Collect all lines containing the word "Settings" from the data.

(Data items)
** START **

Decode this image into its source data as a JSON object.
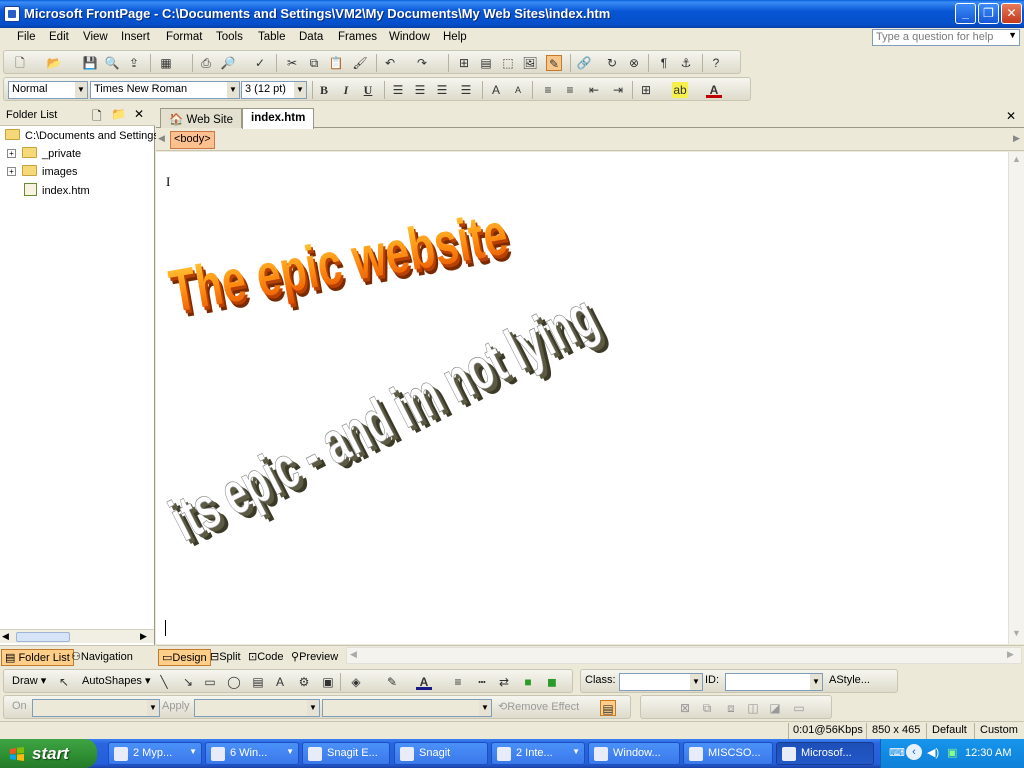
{
  "window": {
    "title": "Microsoft FrontPage - C:\\Documents and Settings\\VM2\\My Documents\\My Web Sites\\index.htm",
    "minimize_icon": "minimize-icon",
    "maximize_icon": "restore-icon",
    "close_icon": "close-icon"
  },
  "menu": {
    "items": [
      "File",
      "Edit",
      "View",
      "Insert",
      "Format",
      "Tools",
      "Table",
      "Data",
      "Frames",
      "Window",
      "Help"
    ],
    "ask_placeholder": "Type a question for help"
  },
  "format_toolbar": {
    "style_value": "Normal",
    "font_value": "Times New Roman",
    "size_value": "3  (12 pt)",
    "bold": "B",
    "italic": "I",
    "underline": "U"
  },
  "folder_panel": {
    "title": "Folder List",
    "root": "C:\\Documents and Settings",
    "items": [
      {
        "label": "_private",
        "type": "folder",
        "expandable": true
      },
      {
        "label": "images",
        "type": "folder",
        "expandable": true
      },
      {
        "label": "index.htm",
        "type": "page",
        "expandable": false
      }
    ],
    "tabs": [
      "Folder List",
      "Navigation"
    ]
  },
  "editor": {
    "tabs": [
      "Web Site",
      "index.htm"
    ],
    "active_tab": "index.htm",
    "quick_tag": "<body>",
    "wordart_1": "The epic website",
    "wordart_2": "its epic - and im not lying",
    "view_tabs": [
      "Design",
      "Split",
      "Code",
      "Preview"
    ],
    "active_view": "Design"
  },
  "bottom_toolbars": {
    "draw_label": "Draw",
    "autoshapes_label": "AutoShapes",
    "class_label": "Class:",
    "id_label": "ID:",
    "style_label": "Style...",
    "on_label": "On",
    "apply_label": "Apply",
    "remove_effect_label": "Remove Effect"
  },
  "statusbar": {
    "download": "0:01@56Kbps",
    "dimensions": "850 x 465",
    "mode": "Default",
    "custom": "Custom"
  },
  "taskbar": {
    "start_label": "start",
    "tasks": [
      "2 Myp...",
      "6 Win...",
      "Snagit E...",
      "Snagit",
      "2 Inte...",
      "Window...",
      "MISCSO...",
      "Microsof..."
    ],
    "active_task": "Microsof...",
    "clock": "12:30 AM"
  }
}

** END **

Response:
    "title": "Microsoft FrontPage - C:\\Documents and Settings\\VM2\\My Documents\\My Web Sites\\index.htm",
    "root": "C:\\Documents and Settings",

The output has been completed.